» Exercise details
Looking at the listing, state how many of its lines contain the string "text". Write only the number.

» Task data
%%
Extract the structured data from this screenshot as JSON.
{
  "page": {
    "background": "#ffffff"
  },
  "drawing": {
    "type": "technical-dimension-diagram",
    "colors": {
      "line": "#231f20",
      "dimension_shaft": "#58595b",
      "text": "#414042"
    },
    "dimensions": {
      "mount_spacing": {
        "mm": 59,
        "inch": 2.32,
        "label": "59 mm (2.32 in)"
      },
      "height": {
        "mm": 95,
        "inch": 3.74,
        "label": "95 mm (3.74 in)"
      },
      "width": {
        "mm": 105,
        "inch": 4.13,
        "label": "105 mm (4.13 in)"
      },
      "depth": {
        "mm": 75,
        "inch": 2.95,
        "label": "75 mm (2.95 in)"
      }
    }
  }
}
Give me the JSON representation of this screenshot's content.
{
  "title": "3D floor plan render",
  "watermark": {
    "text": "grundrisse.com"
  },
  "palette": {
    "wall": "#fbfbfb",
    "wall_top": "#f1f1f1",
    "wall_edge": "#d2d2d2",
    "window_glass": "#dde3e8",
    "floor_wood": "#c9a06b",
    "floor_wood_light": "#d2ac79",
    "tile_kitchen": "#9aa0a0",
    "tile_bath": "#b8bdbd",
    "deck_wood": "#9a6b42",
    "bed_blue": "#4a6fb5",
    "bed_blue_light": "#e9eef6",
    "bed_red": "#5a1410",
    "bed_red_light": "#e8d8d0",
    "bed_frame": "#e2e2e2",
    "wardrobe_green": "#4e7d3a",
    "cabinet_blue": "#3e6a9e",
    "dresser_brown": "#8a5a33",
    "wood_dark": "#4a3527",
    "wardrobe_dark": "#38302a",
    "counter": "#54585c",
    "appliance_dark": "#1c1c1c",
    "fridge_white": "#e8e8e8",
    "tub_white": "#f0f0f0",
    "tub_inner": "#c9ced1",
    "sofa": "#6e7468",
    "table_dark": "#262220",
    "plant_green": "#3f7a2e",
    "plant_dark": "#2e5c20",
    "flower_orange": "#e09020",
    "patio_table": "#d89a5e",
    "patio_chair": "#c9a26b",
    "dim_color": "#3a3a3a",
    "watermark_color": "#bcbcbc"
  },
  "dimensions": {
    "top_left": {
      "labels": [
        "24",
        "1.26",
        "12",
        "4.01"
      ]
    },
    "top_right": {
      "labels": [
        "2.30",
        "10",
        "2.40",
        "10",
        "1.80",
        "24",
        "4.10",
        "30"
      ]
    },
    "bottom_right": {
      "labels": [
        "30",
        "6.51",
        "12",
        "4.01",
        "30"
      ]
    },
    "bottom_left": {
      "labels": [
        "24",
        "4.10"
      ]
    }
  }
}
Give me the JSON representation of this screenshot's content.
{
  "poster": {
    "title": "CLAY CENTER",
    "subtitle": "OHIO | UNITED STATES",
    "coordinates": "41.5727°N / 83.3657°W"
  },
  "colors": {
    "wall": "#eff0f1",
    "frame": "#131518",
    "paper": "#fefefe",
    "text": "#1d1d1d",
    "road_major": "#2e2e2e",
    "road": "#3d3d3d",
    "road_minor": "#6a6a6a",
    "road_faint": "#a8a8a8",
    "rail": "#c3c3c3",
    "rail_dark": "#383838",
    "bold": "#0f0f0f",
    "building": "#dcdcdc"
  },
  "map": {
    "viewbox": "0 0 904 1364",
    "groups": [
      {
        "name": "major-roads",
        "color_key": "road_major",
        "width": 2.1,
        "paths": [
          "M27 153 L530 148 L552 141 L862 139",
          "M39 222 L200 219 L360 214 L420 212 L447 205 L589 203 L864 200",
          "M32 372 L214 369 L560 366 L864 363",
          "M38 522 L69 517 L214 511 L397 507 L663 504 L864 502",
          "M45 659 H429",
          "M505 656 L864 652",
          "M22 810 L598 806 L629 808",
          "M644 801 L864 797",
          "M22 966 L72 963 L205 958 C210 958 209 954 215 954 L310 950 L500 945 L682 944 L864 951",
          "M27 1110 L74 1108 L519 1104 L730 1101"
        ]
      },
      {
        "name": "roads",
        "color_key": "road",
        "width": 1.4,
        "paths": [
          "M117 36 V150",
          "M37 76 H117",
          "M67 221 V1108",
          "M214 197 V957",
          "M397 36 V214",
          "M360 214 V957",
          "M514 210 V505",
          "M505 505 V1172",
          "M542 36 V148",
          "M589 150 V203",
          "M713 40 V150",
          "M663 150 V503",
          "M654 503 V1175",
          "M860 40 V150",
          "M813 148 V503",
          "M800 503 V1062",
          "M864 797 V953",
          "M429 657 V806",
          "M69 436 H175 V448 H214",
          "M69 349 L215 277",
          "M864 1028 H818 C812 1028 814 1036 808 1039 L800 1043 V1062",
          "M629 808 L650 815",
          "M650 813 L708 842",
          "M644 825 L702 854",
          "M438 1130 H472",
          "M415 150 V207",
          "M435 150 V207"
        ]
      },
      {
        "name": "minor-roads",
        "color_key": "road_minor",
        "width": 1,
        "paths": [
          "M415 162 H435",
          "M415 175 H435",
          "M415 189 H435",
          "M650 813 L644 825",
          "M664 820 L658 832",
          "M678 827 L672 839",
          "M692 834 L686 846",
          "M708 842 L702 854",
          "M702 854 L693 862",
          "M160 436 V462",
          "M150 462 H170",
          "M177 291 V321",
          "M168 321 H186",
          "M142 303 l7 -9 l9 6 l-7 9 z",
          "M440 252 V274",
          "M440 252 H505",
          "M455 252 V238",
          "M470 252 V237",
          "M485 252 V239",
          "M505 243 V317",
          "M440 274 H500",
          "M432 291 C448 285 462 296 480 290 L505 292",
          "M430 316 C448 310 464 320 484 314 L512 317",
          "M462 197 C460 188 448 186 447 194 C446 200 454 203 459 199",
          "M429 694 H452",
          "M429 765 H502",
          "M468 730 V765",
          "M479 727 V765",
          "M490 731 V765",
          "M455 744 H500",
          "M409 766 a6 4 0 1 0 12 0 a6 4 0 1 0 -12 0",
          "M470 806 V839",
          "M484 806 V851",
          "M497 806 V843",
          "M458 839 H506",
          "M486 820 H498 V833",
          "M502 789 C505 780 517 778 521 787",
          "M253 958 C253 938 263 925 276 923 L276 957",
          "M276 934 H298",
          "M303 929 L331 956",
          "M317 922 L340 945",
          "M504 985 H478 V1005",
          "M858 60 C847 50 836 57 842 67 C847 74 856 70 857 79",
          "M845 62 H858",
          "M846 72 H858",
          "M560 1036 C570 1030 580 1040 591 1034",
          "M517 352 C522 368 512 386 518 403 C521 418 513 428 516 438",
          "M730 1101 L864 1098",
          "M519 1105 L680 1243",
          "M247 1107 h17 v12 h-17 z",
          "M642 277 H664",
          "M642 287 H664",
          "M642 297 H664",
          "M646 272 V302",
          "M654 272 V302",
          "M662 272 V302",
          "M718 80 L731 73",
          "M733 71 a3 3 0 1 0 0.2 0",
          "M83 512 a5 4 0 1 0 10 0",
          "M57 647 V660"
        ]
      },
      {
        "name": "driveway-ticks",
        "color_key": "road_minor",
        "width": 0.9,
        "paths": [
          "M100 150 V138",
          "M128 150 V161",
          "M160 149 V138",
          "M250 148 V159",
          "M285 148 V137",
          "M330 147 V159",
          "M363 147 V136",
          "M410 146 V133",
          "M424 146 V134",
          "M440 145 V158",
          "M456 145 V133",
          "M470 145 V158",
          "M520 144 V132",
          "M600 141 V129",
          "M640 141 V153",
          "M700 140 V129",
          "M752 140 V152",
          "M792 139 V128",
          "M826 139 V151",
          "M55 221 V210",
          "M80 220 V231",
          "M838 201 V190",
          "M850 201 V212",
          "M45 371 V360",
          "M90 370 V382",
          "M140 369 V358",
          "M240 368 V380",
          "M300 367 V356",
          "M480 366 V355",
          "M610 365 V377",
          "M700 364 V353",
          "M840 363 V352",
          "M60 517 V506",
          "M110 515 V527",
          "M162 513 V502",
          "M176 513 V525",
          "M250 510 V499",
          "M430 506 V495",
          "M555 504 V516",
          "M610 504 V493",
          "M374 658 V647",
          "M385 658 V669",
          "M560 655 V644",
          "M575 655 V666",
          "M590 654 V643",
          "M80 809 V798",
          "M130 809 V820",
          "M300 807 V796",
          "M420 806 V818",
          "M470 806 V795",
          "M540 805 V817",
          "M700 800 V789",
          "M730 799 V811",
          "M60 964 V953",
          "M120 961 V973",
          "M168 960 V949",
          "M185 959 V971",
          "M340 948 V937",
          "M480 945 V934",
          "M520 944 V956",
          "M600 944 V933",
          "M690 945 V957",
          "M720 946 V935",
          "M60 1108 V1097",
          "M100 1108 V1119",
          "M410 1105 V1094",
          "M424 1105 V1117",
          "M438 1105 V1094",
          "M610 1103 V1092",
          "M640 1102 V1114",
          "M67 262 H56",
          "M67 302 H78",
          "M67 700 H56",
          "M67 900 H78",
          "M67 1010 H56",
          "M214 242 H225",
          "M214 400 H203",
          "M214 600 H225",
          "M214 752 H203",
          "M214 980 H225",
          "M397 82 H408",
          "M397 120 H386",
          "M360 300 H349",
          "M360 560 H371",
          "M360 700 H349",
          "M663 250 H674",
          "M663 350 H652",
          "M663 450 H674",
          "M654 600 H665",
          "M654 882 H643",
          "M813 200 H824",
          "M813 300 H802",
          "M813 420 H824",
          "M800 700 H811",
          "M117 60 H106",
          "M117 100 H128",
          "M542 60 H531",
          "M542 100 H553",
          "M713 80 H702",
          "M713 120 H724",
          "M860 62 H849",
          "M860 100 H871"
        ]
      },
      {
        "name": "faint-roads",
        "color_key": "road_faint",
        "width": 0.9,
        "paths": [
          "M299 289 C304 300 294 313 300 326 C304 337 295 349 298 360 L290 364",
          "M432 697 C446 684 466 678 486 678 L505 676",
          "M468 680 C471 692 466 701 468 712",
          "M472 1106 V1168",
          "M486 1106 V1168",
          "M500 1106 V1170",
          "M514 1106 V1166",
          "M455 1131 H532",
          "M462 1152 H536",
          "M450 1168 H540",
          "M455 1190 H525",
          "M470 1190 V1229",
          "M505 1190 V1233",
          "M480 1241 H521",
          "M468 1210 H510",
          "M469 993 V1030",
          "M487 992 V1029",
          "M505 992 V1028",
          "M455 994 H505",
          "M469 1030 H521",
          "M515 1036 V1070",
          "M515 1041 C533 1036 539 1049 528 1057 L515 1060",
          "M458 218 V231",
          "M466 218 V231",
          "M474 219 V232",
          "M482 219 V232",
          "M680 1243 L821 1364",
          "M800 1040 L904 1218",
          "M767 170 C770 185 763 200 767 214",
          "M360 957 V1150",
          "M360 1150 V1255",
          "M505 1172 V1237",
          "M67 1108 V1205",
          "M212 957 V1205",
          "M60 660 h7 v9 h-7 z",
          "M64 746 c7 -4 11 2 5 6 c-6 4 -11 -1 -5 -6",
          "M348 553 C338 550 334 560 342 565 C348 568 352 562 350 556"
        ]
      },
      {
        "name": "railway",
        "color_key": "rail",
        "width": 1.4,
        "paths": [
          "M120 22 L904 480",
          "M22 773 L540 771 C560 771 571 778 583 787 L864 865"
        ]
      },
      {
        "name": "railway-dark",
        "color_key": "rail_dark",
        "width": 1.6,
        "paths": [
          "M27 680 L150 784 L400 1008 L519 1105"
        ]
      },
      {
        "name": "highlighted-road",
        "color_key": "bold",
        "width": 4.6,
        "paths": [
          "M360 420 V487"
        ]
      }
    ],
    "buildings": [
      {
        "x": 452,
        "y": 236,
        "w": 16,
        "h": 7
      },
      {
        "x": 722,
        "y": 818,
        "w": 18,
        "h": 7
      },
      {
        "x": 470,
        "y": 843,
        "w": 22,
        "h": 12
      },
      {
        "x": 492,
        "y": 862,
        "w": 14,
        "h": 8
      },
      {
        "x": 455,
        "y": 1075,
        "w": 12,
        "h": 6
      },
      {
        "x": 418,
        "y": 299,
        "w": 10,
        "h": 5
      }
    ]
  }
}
%%
» Output for this task
3